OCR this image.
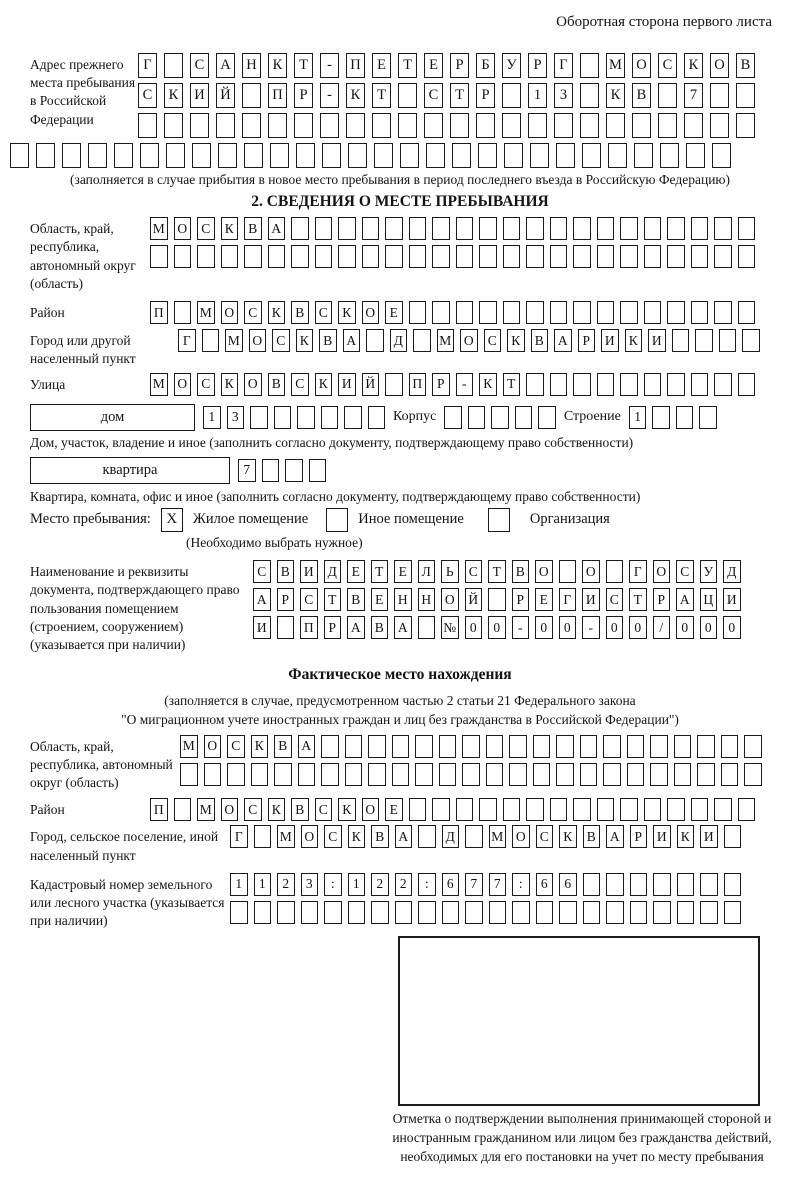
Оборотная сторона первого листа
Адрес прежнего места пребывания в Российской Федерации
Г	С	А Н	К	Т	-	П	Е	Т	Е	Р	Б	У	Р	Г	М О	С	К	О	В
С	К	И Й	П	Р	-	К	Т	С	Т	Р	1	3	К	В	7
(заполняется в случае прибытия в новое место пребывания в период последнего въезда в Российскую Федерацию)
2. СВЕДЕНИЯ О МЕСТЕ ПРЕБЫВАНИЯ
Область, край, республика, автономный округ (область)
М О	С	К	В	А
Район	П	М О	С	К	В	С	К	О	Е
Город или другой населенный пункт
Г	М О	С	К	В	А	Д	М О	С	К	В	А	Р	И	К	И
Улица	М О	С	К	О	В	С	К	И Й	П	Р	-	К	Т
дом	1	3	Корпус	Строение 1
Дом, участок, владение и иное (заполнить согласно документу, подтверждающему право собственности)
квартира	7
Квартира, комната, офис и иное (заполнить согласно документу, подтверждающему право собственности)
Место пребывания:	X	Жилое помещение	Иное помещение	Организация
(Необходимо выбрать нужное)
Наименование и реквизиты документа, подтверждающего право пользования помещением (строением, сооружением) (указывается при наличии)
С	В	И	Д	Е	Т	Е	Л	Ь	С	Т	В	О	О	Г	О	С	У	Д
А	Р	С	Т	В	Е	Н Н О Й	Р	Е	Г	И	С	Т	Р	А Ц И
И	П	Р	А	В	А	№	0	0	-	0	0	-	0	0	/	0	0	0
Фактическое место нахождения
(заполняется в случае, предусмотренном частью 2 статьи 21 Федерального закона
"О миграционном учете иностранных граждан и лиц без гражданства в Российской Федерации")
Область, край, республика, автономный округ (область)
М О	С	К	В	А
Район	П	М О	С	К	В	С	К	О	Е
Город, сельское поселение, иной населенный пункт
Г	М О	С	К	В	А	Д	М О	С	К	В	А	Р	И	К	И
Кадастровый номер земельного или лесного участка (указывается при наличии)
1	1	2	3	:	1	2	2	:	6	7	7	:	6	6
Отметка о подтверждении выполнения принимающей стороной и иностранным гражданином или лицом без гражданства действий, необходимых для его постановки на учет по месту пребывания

Exercise description: Copy the data exactly. Any picture it contains is to be omitted.

Response for this exercise:
OCR this image.
Оборотная сторона первого листа
Адрес прежнего места пребывания в Российской Федерации
Г	С	А Н	К	Т	-	П	Е	Т	Е	Р	Б	У	Р	Г	М О	С	К	О	В
С	К	И Й	П	Р	-	К	Т	С	Т	Р	1	3	К	В	7
(заполняется в случае прибытия в новое место пребывания в период последнего въезда в Российскую Федерацию)
2. СВЕДЕНИЯ О МЕСТЕ ПРЕБЫВАНИЯ
Область, край, республика, автономный округ (область)
М О	С	К	В	А
Район	П	М О	С	К	В	С	К	О	Е
Город или другой населенный пункт
Г	М О	С	К	В	А	Д	М О	С	К	В	А	Р	И	К	И
Улица	М О	С	К	О	В	С	К	И Й	П	Р	-	К	Т
дом	1	3	Корпус	Строение 1
Дом, участок, владение и иное (заполнить согласно документу, подтверждающему право собственности)
квартира	7
Квартира, комната, офис и иное (заполнить согласно документу, подтверждающему право собственности)
Место пребывания:	X	Жилое помещение	Иное помещение	Организация
(Необходимо выбрать нужное)
Наименование и реквизиты документа, подтверждающего право пользования помещением (строением, сооружением) (указывается при наличии)
С	В	И	Д	Е	Т	Е	Л	Ь	С	Т	В	О	О	Г	О	С	У	Д
А	Р	С	Т	В	Е	Н Н О Й	Р	Е	Г	И	С	Т	Р	А Ц И
И	П	Р	А	В	А	№	0	0	-	0	0	-	0	0	/	0	0	0
Фактическое место нахождения
(заполняется в случае, предусмотренном частью 2 статьи 21 Федерального закона
"О миграционном учете иностранных граждан и лиц без гражданства в Российской Федерации")
Область, край, республика, автономный округ (область)
М О	С	К	В	А
Район	П	М О	С	К	В	С	К	О	Е
Город, сельское поселение, иной населенный пункт
Г	М О	С	К	В	А	Д	М О	С	К	В	А	Р	И	К	И
Кадастровый номер земельного или лесного участка (указывается при наличии)
1	1	2	3	:	1	2	2	:	6	7	7	:	6	6
Отметка о подтверждении выполнения принимающей стороной и иностранным гражданином или лицом без гражданства действий, необходимых для его постановки на учет по месту пребывания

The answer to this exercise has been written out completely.